**Data for processing**
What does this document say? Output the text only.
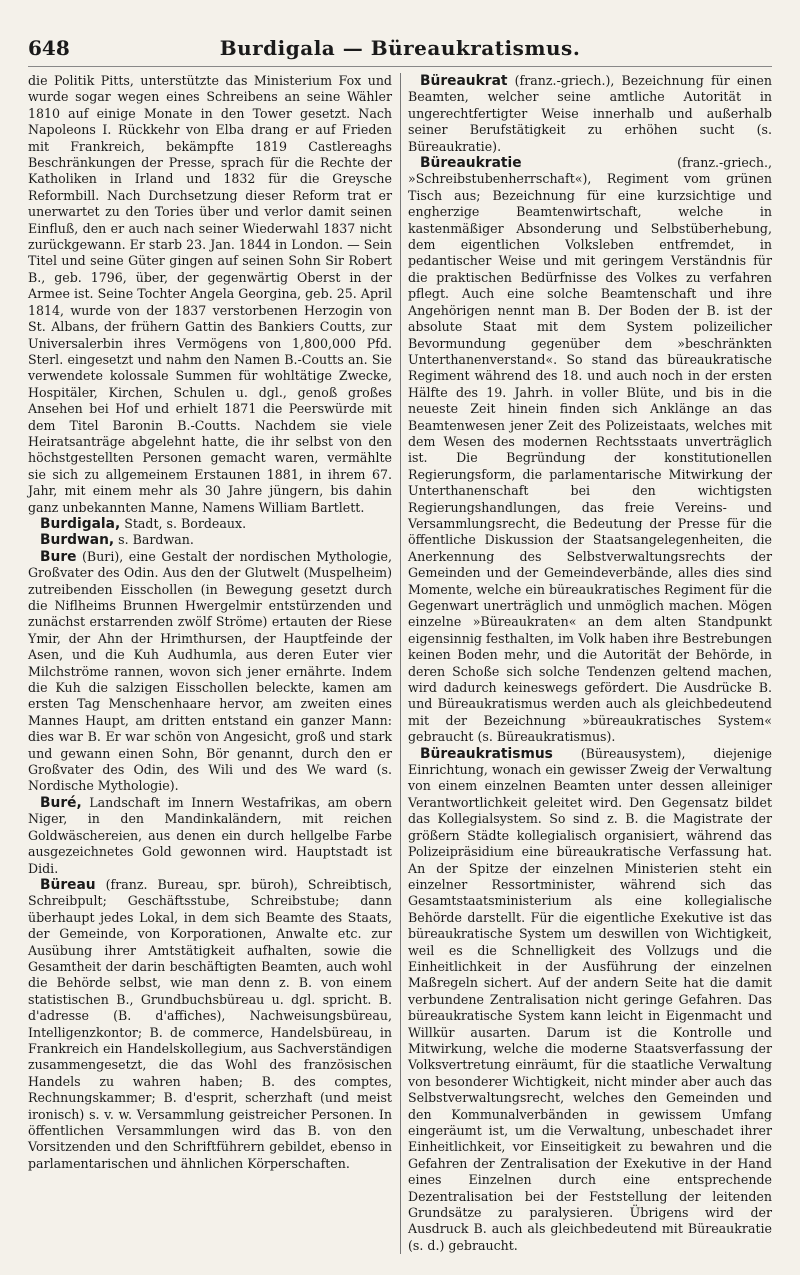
648	Burdigala — Büreaukratismus.

die Politik Pitts, unterstützte das Ministerium Fox und wurde sogar wegen eines Schreibens an seine Wähler 1810 auf einige Monate in den Tower gesetzt. Nach Napoleons I. Rückkehr von Elba drang er auf Frieden mit Frankreich, bekämpfte 1819 Castlereaghs Beschränkungen der Presse, sprach für die Rechte der Katholiken in Irland und 1832 für die Greysche Reformbill. Nach Durchsetzung dieser Reform trat er unerwartet zu den Tories über und verlor damit seinen Einfluß, den er auch nach seiner Wiederwahl 1837 nicht zurückgewann. Er starb 23. Jan. 1844 in London. — Sein Titel und seine Güter gingen auf seinen Sohn Sir Robert B., geb. 1796, über, der gegenwärtig Oberst in der Armee ist. Seine Tochter Angela Georgina, geb. 25. April 1814, wurde von der 1837 verstorbenen Herzogin von St. Albans, der frühern Gattin des Bankiers Coutts, zur Universalerbin ihres Vermögens von 1,800,000 Pfd. Sterl. eingesetzt und nahm den Namen B.-Coutts an. Sie verwendete kolossale Summen für wohltätige Zwecke, Hospitäler, Kirchen, Schulen u. dgl., genoß großes Ansehen bei Hof und erhielt 1871 die Peerswürde mit dem Titel Baronin B.-Coutts. Nachdem sie viele Heiratsanträge abgelehnt hatte, die ihr selbst von den höchstgestellten Personen gemacht waren, vermählte sie sich zu allgemeinem Erstaunen 1881, in ihrem 67. Jahr, mit einem mehr als 30 Jahre jüngern, bis dahin ganz unbekannten Manne, Namens William Bartlett.

Burdigala, Stadt, s. Bordeaux.

Burdwan, s. Bardwan.

Bure (Buri), eine Gestalt der nordischen Mythologie, Großvater des Odin. Aus den der Glutwelt (Muspelheim) zutreibenden Eisschollen (in Bewegung gesetzt durch die Niflheims Brunnen Hwergelmir entstürzenden und zunächst erstarrenden zwölf Ströme) ertauten der Riese Ymir, der Ahn der Hrimthursen, der Hauptfeinde der Asen, und die Kuh Audhumla, aus deren Euter vier Milchströme rannen, wovon sich jener ernährte. Indem die Kuh die salzigen Eisschollen beleckte, kamen am ersten Tag Menschenhaare hervor, am zweiten eines Mannes Haupt, am dritten entstand ein ganzer Mann: dies war B. Er war schön von Angesicht, groß und stark und gewann einen Sohn, Bör genannt, durch den er Großvater des Odin, des Wili und des We ward (s. Nordische Mythologie).

Buré, Landschaft im Innern Westafrikas, am obern Niger, in den Mandinkaländern, mit reichen Goldwäschereien, aus denen ein durch hellgelbe Farbe ausgezeichnetes Gold gewonnen wird. Hauptstadt ist Didi.

Büreau (franz. Bureau, spr. büroh), Schreibtisch, Schreibpult; Geschäftsstube, Schreibstube; dann überhaupt jedes Lokal, in dem sich Beamte des Staats, der Gemeinde, von Korporationen, Anwalte etc. zur Ausübung ihrer Amtstätigkeit aufhalten, sowie die Gesamtheit der darin beschäftigten Beamten, auch wohl die Behörde selbst, wie man denn z. B. von einem statistischen B., Grundbuchsbüreau u. dgl. spricht. B. d'adresse (B. d'affiches), Nachweisungsbüreau, Intelligenzkontor; B. de commerce, Handelsbüreau, in Frankreich ein Handelskollegium, aus Sachverständigen zusammengesetzt, die das Wohl des französischen Handels zu wahren haben; B. des comptes, Rechnungskammer; B. d'esprit, scherzhaft (und meist ironisch) s. v. w. Versammlung geistreicher Personen. In öffentlichen Versammlungen wird das B. von den Vorsitzenden und den Schriftführern gebildet, ebenso in parlamentarischen und ähnlichen Körperschaften.

Büreaukrat (franz.-griech.), Bezeichnung für einen Beamten, welcher seine amtliche Autorität in ungerechtfertigter Weise innerhalb und außerhalb seiner Berufstätigkeit zu erhöhen sucht (s. Büreaukratie).

Büreaukratie (franz.-griech., »Schreibstubenherrschaft«), Regiment vom grünen Tisch aus; Bezeichnung für eine kurzsichtige und engherzige Beamtenwirtschaft, welche in kastenmäßiger Absonderung und Selbstüberhebung, dem eigentlichen Volksleben entfremdet, in pedantischer Weise und mit geringem Verständnis für die praktischen Bedürfnisse des Volkes zu verfahren pflegt. Auch eine solche Beamtenschaft und ihre Angehörigen nennt man B. Der Boden der B. ist der absolute Staat mit dem System polizeilicher Bevormundung gegenüber dem »beschränkten Unterthanenverstand«. So stand das büreaukratische Regiment während des 18. und auch noch in der ersten Hälfte des 19. Jahrh. in voller Blüte, und bis in die neueste Zeit hinein finden sich Anklänge an das Beamtenwesen jener Zeit des Polizeistaats, welches mit dem Wesen des modernen Rechtsstaats unverträglich ist. Die Begründung der konstitutionellen Regierungsform, die parlamentarische Mitwirkung der Unterthanenschaft bei den wichtigsten Regierungshandlungen, das freie Vereins- und Versammlungsrecht, die Bedeutung der Presse für die öffentliche Diskussion der Staatsangelegenheiten, die Anerkennung des Selbstverwaltungsrechts der Gemeinden und der Gemeindeverbände, alles dies sind Momente, welche ein büreaukratisches Regiment für die Gegenwart unerträglich und unmöglich machen. Mögen einzelne »Büreaukraten« an dem alten Standpunkt eigensinnig festhalten, im Volk haben ihre Bestrebungen keinen Boden mehr, und die Autorität der Behörde, in deren Schoße sich solche Tendenzen geltend machen, wird dadurch keineswegs gefördert. Die Ausdrücke B. und Büreaukratismus werden auch als gleichbedeutend mit der Bezeichnung »büreaukratisches System« gebraucht (s. Büreaukratismus).

Büreaukratismus (Büreausystem), diejenige Einrichtung, wonach ein gewisser Zweig der Verwaltung von einem einzelnen Beamten unter dessen alleiniger Verantwortlichkeit geleitet wird. Den Gegensatz bildet das Kollegialsystem. So sind z. B. die Magistrate der größern Städte kollegialisch organisiert, während das Polizeipräsidium eine büreaukratische Verfassung hat. An der Spitze der einzelnen Ministerien steht ein einzelner Ressortminister, während sich das Gesamtstaatsministerium als eine kollegialische Behörde darstellt. Für die eigentliche Exekutive ist das büreaukratische System um deswillen von Wichtigkeit, weil es die Schnelligkeit des Vollzugs und die Einheitlichkeit in der Ausführung der einzelnen Maßregeln sichert. Auf der andern Seite hat die damit verbundene Zentralisation nicht geringe Gefahren. Das büreaukratische System kann leicht in Eigenmacht und Willkür ausarten. Darum ist die Kontrolle und Mitwirkung, welche die moderne Staatsverfassung der Volksvertretung einräumt, für die staatliche Verwaltung von besonderer Wichtigkeit, nicht minder aber auch das Selbstverwaltungsrecht, welches den Gemeinden und den Kommunalverbänden in gewissem Umfang eingeräumt ist, um die Verwaltung, unbeschadet ihrer Einheitlichkeit, vor Einseitigkeit zu bewahren und die Gefahren der Zentralisation der Exekutive in der Hand eines Einzelnen durch eine entsprechende Dezentralisation bei der Feststellung der leitenden Grundsätze zu paralysieren. Übrigens wird der Ausdruck B. auch als gleichbedeutend mit Büreaukratie (s. d.) gebraucht.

**The request**
Repeat each entry exactly. Pictures do not belong in the copy.

**Task response**
What does this document say? Output the text only.
648	Burdigala — Büreaukratismus.

die Politik Pitts, unterstützte das Ministerium Fox und wurde sogar wegen eines Schreibens an seine Wähler 1810 auf einige Monate in den Tower gesetzt. Nach Napoleons I. Rückkehr von Elba drang er auf Frieden mit Frankreich, bekämpfte 1819 Castlereaghs Beschränkungen der Presse, sprach für die Rechte der Katholiken in Irland und 1832 für die Greysche Reformbill. Nach Durchsetzung dieser Reform trat er unerwartet zu den Tories über und verlor damit seinen Einfluß, den er auch nach seiner Wiederwahl 1837 nicht zurückgewann. Er starb 23. Jan. 1844 in London. — Sein Titel und seine Güter gingen auf seinen Sohn Sir Robert B., geb. 1796, über, der gegenwärtig Oberst in der Armee ist. Seine Tochter Angela Georgina, geb. 25. April 1814, wurde von der 1837 verstorbenen Herzogin von St. Albans, der frühern Gattin des Bankiers Coutts, zur Universalerbin ihres Vermögens von 1,800,000 Pfd. Sterl. eingesetzt und nahm den Namen B.-Coutts an. Sie verwendete kolossale Summen für wohltätige Zwecke, Hospitäler, Kirchen, Schulen u. dgl., genoß großes Ansehen bei Hof und erhielt 1871 die Peerswürde mit dem Titel Baronin B.-Coutts. Nachdem sie viele Heiratsanträge abgelehnt hatte, die ihr selbst von den höchstgestellten Personen gemacht waren, vermählte sie sich zu allgemeinem Erstaunen 1881, in ihrem 67. Jahr, mit einem mehr als 30 Jahre jüngern, bis dahin ganz unbekannten Manne, Namens William Bartlett.

Burdigala, Stadt, s. Bordeaux.

Burdwan, s. Bardwan.

Bure (Buri), eine Gestalt der nordischen Mythologie, Großvater des Odin. Aus den der Glutwelt (Muspelheim) zutreibenden Eisschollen (in Bewegung gesetzt durch die Niflheims Brunnen Hwergelmir entstürzenden und zunächst erstarrenden zwölf Ströme) ertauten der Riese Ymir, der Ahn der Hrimthursen, der Hauptfeinde der Asen, und die Kuh Audhumla, aus deren Euter vier Milchströme rannen, wovon sich jener ernährte. Indem die Kuh die salzigen Eisschollen beleckte, kamen am ersten Tag Menschenhaare hervor, am zweiten eines Mannes Haupt, am dritten entstand ein ganzer Mann: dies war B. Er war schön von Angesicht, groß und stark und gewann einen Sohn, Bör genannt, durch den er Großvater des Odin, des Wili und des We ward (s. Nordische Mythologie).

Buré, Landschaft im Innern Westafrikas, am obern Niger, in den Mandinkaländern, mit reichen Goldwäschereien, aus denen ein durch hellgelbe Farbe ausgezeichnetes Gold gewonnen wird. Hauptstadt ist Didi.

Büreau (franz. Bureau, spr. büroh), Schreibtisch, Schreibpult; Geschäftsstube, Schreibstube; dann überhaupt jedes Lokal, in dem sich Beamte des Staats, der Gemeinde, von Korporationen, Anwalte etc. zur Ausübung ihrer Amtstätigkeit aufhalten, sowie die Gesamtheit der darin beschäftigten Beamten, auch wohl die Behörde selbst, wie man denn z. B. von einem statistischen B., Grundbuchsbüreau u. dgl. spricht. B. d'adresse (B. d'affiches), Nachweisungsbüreau, Intelligenzkontor; B. de commerce, Handelsbüreau, in Frankreich ein Handelskollegium, aus Sachverständigen zusammengesetzt, die das Wohl des französischen Handels zu wahren haben; B. des comptes, Rechnungskammer; B. d'esprit, scherzhaft (und meist ironisch) s. v. w. Versammlung geistreicher Personen. In öffentlichen Versammlungen wird das B. von den Vorsitzenden und den Schriftführern gebildet, ebenso in parlamentarischen und ähnlichen Körperschaften.

Büreaukrat (franz.-griech.), Bezeichnung für einen Beamten, welcher seine amtliche Autorität in ungerechtfertigter Weise innerhalb und außerhalb seiner Berufstätigkeit zu erhöhen sucht (s. Büreaukratie).

Büreaukratie (franz.-griech., »Schreibstubenherrschaft«), Regiment vom grünen Tisch aus; Bezeichnung für eine kurzsichtige und engherzige Beamtenwirtschaft, welche in kastenmäßiger Absonderung und Selbstüberhebung, dem eigentlichen Volksleben entfremdet, in pedantischer Weise und mit geringem Verständnis für die praktischen Bedürfnisse des Volkes zu verfahren pflegt. Auch eine solche Beamtenschaft und ihre Angehörigen nennt man B. Der Boden der B. ist der absolute Staat mit dem System polizeilicher Bevormundung gegenüber dem »beschränkten Unterthanenverstand«. So stand das büreaukratische Regiment während des 18. und auch noch in der ersten Hälfte des 19. Jahrh. in voller Blüte, und bis in die neueste Zeit hinein finden sich Anklänge an das Beamtenwesen jener Zeit des Polizeistaats, welches mit dem Wesen des modernen Rechtsstaats unverträglich ist. Die Begründung der konstitutionellen Regierungsform, die parlamentarische Mitwirkung der Unterthanenschaft bei den wichtigsten Regierungshandlungen, das freie Vereins- und Versammlungsrecht, die Bedeutung der Presse für die öffentliche Diskussion der Staatsangelegenheiten, die Anerkennung des Selbstverwaltungsrechts der Gemeinden und der Gemeindeverbände, alles dies sind Momente, welche ein büreaukratisches Regiment für die Gegenwart unerträglich und unmöglich machen. Mögen einzelne »Büreaukraten« an dem alten Standpunkt eigensinnig festhalten, im Volk haben ihre Bestrebungen keinen Boden mehr, und die Autorität der Behörde, in deren Schoße sich solche Tendenzen geltend machen, wird dadurch keineswegs gefördert. Die Ausdrücke B. und Büreaukratismus werden auch als gleichbedeutend mit der Bezeichnung »büreaukratisches System« gebraucht (s. Büreaukratismus).

Büreaukratismus (Büreausystem), diejenige Einrichtung, wonach ein gewisser Zweig der Verwaltung von einem einzelnen Beamten unter dessen alleiniger Verantwortlichkeit geleitet wird. Den Gegensatz bildet das Kollegialsystem. So sind z. B. die Magistrate der größern Städte kollegialisch organisiert, während das Polizeipräsidium eine büreaukratische Verfassung hat. An der Spitze der einzelnen Ministerien steht ein einzelner Ressortminister, während sich das Gesamtstaatsministerium als eine kollegialische Behörde darstellt. Für die eigentliche Exekutive ist das büreaukratische System um deswillen von Wichtigkeit, weil es die Schnelligkeit des Vollzugs und die Einheitlichkeit in der Ausführung der einzelnen Maßregeln sichert. Auf der andern Seite hat die damit verbundene Zentralisation nicht geringe Gefahren. Das büreaukratische System kann leicht in Eigenmacht und Willkür ausarten. Darum ist die Kontrolle und Mitwirkung, welche die moderne Staatsverfassung der Volksvertretung einräumt, für die staatliche Verwaltung von besonderer Wichtigkeit, nicht minder aber auch das Selbstverwaltungsrecht, welches den Gemeinden und den Kommunalverbänden in gewissem Umfang eingeräumt ist, um die Verwaltung, unbeschadet ihrer Einheitlichkeit, vor Einseitigkeit zu bewahren und die Gefahren der Zentralisation der Exekutive in der Hand eines Einzelnen durch eine entsprechende Dezentralisation bei der Feststellung der leitenden Grundsätze zu paralysieren. Übrigens wird der Ausdruck B. auch als gleichbedeutend mit Büreaukratie (s. d.) gebraucht.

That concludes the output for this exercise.